DESCRIPTION OF THE TASK: Your task is to locate every line holding the string "naturaleza" and to copy each of them.

--- START OF DATA LINES ---

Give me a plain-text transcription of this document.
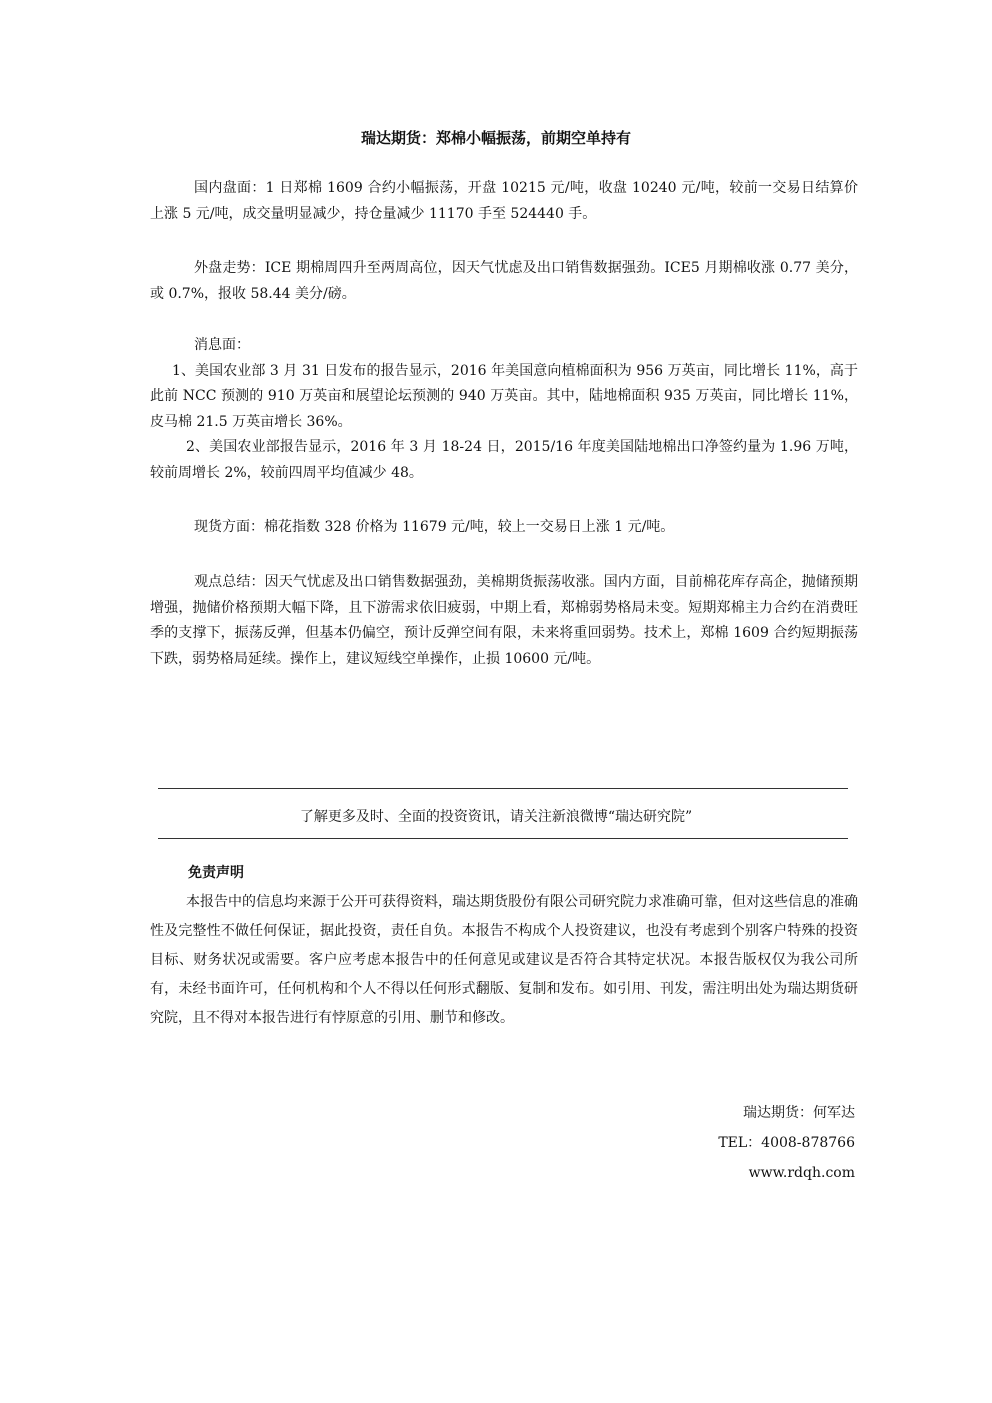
瑞达期货：郑棉小幅振荡，前期空单持有

国内盘面：1 日郑棉 1609 合约小幅振荡，开盘 10215 元/吨，收盘 10240 元/吨，较前一交易日结算价上涨 5 元/吨，成交量明显减少，持仓量减少 11170 手至 524440 手。

外盘走势：ICE 期棉周四升至两周高位，因天气忧虑及出口销售数据强劲。ICE5 月期棉收涨 0.77 美分，或 0.7%，报收 58.44 美分/磅。

消息面：
1、美国农业部 3 月 31 日发布的报告显示，2016 年美国意向植棉面积为 956 万英亩，同比增长 11%，高于此前 NCC 预测的 910 万英亩和展望论坛预测的 940 万英亩。其中，陆地棉面积 935 万英亩，同比增长 11%，皮马棉 21.5 万英亩增长 36%。
2、美国农业部报告显示，2016 年 3 月 18-24 日，2015/16 年度美国陆地棉出口净签约量为 1.96 万吨，较前周增长 2%，较前四周平均值减少 48。

现货方面：棉花指数 328 价格为 11679 元/吨，较上一交易日上涨 1 元/吨。

观点总结：因天气忧虑及出口销售数据强劲，美棉期货振荡收涨。国内方面，目前棉花库存高企，抛储预期增强，抛储价格预期大幅下降，且下游需求依旧疲弱，中期上看，郑棉弱势格局未变。短期郑棉主力合约在消费旺季的支撑下，振荡反弹，但基本仍偏空，预计反弹空间有限，未来将重回弱势。技术上，郑棉 1609 合约短期振荡下跌，弱势格局延续。操作上，建议短线空单操作，止损 10600 元/吨。

了解更多及时、全面的投资资讯，请关注新浪微博“瑞达研究院”
免责声明

本报告中的信息均来源于公开可获得资料，瑞达期货股份有限公司研究院力求准确可靠，但对这些信息的准确性及完整性不做任何保证，据此投资，责任自负。本报告不构成个人投资建议，也没有考虑到个别客户特殊的投资目标、财务状况或需要。客户应考虑本报告中的任何意见或建议是否符合其特定状况。本报告版权仅为我公司所有，未经书面许可，任何机构和个人不得以任何形式翻版、复制和发布。如引用、刊发，需注明出处为瑞达期货研究院，且不得对本报告进行有悖原意的引用、删节和修改。

瑞达期货：何军达
TEL：4008-878766
www.rdqh.com
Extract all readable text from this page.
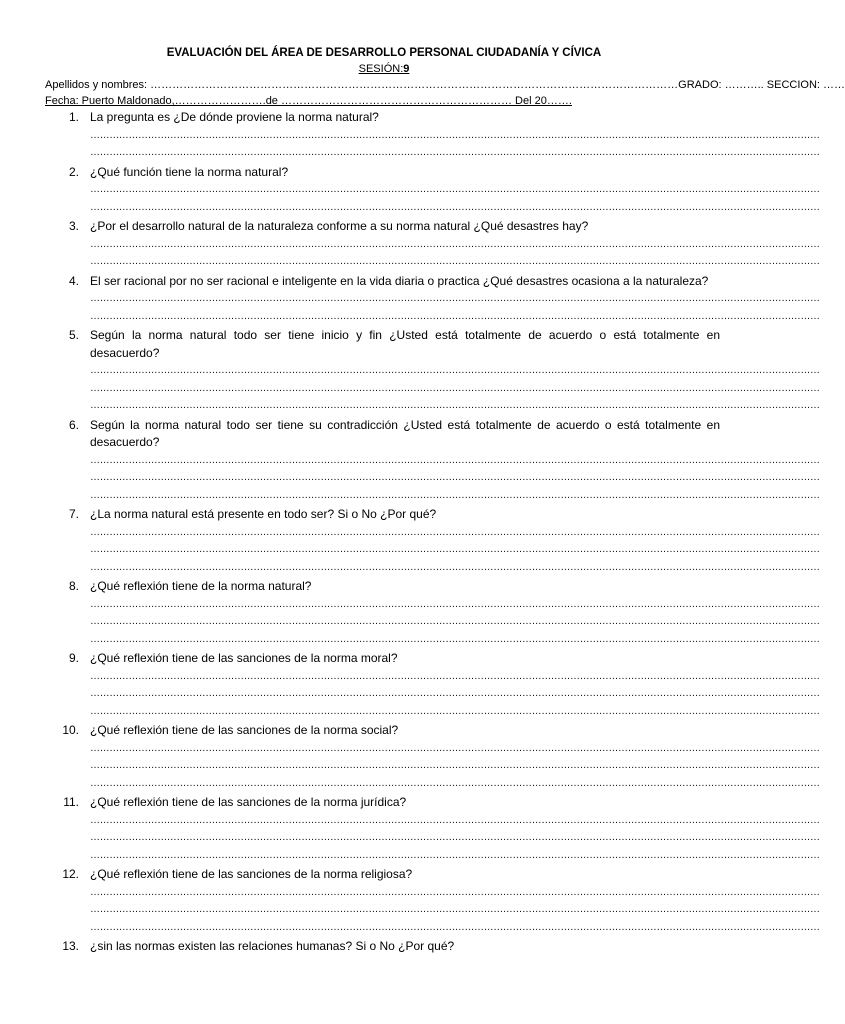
EVALUACIÓN DEL ÁREA DE DESARROLLO PERSONAL CIUDADANÍA Y CÍVICA
SESIÓN:9
Apellidos y nombres: ………………………………………………………………………………………………………………………………GRADO: ……….. SECCION: ……
Fecha: Puerto Maldonado,…………………….de ……………………………………………………… Del 20…….
1. La pregunta es ¿De dónde proviene la norma natural?
…………………………………………………………………………………………………………………………………………………………………………………………………………
…………………………………………………………………………………………………………………………………………………………………………………………………………
2. ¿Qué función tiene la norma natural?
…………………………………………………………………………………………………………………………………………………………………………………………………………
…………………………………………………………………………………………………………………………………………………………………………………………………………
3. ¿Por el desarrollo natural de la naturaleza conforme a su norma natural ¿Qué desastres hay?
…………………………………………………………………………………………………………………………………………………………………………………………………………
…………………………………………………………………………………………………………………………………………………………………………………………………………
4. El ser racional por no ser racional e inteligente en la vida diaria o practica ¿Qué desastres ocasiona a la naturaleza?
…………………………………………………………………………………………………………………………………………………………………………………………………………
…………………………………………………………………………………………………………………………………………………………………………………………………………
5. Según la norma natural todo ser tiene inicio y fin ¿Usted está totalmente de acuerdo o está totalmente en desacuerdo?
…………………………………………………………………………………………………………………………………………………………………………………………………………
…………………………………………………………………………………………………………………………………………………………………………………………………………
…………………………………………………………………………………………………………………………………………………………………………………………………………
6. Según la norma natural todo ser tiene su contradicción ¿Usted está totalmente de acuerdo o está totalmente en desacuerdo?
…………………………………………………………………………………………………………………………………………………………………………………………………………
…………………………………………………………………………………………………………………………………………………………………………………………………………
…………………………………………………………………………………………………………………………………………………………………………………………………………
7. ¿La norma natural está presente en todo ser? Si o No ¿Por qué?
…………………………………………………………………………………………………………………………………………………………………………………………………………
…………………………………………………………………………………………………………………………………………………………………………………………………………
…………………………………………………………………………………………………………………………………………………………………………………………………………
8. ¿Qué reflexión tiene de la norma natural?
…………………………………………………………………………………………………………………………………………………………………………………………………………
…………………………………………………………………………………………………………………………………………………………………………………………………………
…………………………………………………………………………………………………………………………………………………………………………………………………………
9. ¿Qué reflexión tiene de las sanciones de la norma moral?
…………………………………………………………………………………………………………………………………………………………………………………………………………
…………………………………………………………………………………………………………………………………………………………………………………………………………
…………………………………………………………………………………………………………………………………………………………………………………………………………
10. ¿Qué reflexión tiene de las sanciones de la norma social?
…………………………………………………………………………………………………………………………………………………………………………………………………………
…………………………………………………………………………………………………………………………………………………………………………………………………………
…………………………………………………………………………………………………………………………………………………………………………………………………………
11. ¿Qué reflexión tiene de las sanciones de la norma jurídica?
…………………………………………………………………………………………………………………………………………………………………………………………………………
…………………………………………………………………………………………………………………………………………………………………………………………………………
…………………………………………………………………………………………………………………………………………………………………………………………………………
12. ¿Qué reflexión tiene de las sanciones de la norma religiosa?
…………………………………………………………………………………………………………………………………………………………………………………………………………
…………………………………………………………………………………………………………………………………………………………………………………………………………
…………………………………………………………………………………………………………………………………………………………………………………………………………
13. ¿sin las normas existen las relaciones humanas? Si o No ¿Por qué?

--- END OF DATA LINES ---

CORRECT ANSWER:
3. ¿Por el desarrollo natural de la naturaleza conforme a su norma natural ¿Qué desastres hay?
4. El ser racional por no ser racional e inteligente en la vida diaria o practica ¿Qué desastres ocasiona a la naturaleza?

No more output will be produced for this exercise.